From the listing below, select every line where the word "this" appears.

* * * * * * *

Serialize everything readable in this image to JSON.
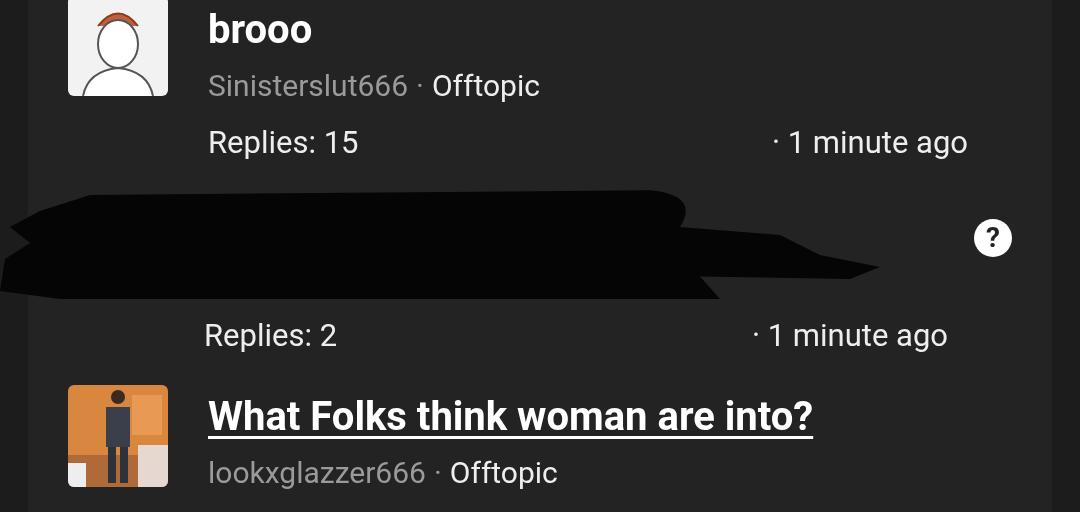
{
  "threads": [
    {
      "kind": "visible",
      "title": "brooo",
      "underlined": false,
      "author": "Sinisterslut666",
      "separator": "·",
      "category": "Offtopic",
      "replies": "Replies: 15",
      "time": "· 1 minute ago",
      "avatar": {
        "kind": "sketch"
      }
    },
    {
      "kind": "redacted",
      "replies": "Replies: 2",
      "time": "· 1 minute ago",
      "help": "?"
    },
    {
      "kind": "visible",
      "title": "What Folks think woman are into?",
      "underlined": true,
      "author": "lookxglazzer666",
      "separator": "·",
      "category": "Offtopic"
    }
  ]
}
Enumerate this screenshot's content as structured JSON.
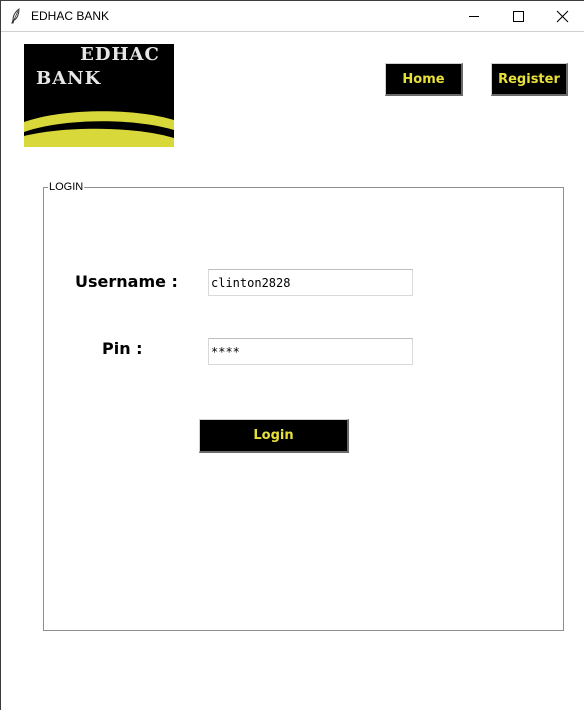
{
  "window": {
    "title": "EDHAC BANK",
    "icon": "feather-icon",
    "controls": [
      "minimize-icon",
      "maximize-icon",
      "close-icon"
    ]
  },
  "logo": {
    "line1": "EDHAC",
    "line2": "BANK",
    "colors": {
      "background": "#000000",
      "swoosh": "#d8d83a",
      "text": "#e6e6e6"
    }
  },
  "nav": {
    "home_label": "Home",
    "register_label": "Register"
  },
  "login": {
    "frame_label": "LOGIN",
    "username_label": "Username :",
    "username_value": "clinton2828",
    "pin_label": "Pin :",
    "pin_value": "****",
    "login_button": "Login"
  },
  "colors": {
    "button_bg": "#000000",
    "button_text": "#e8e03a"
  }
}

* * * * * * *

__FINISHED EXERCISE__.
Serialize everything readable in this image to JSON.
Enumerate this screenshot's content as structured JSON.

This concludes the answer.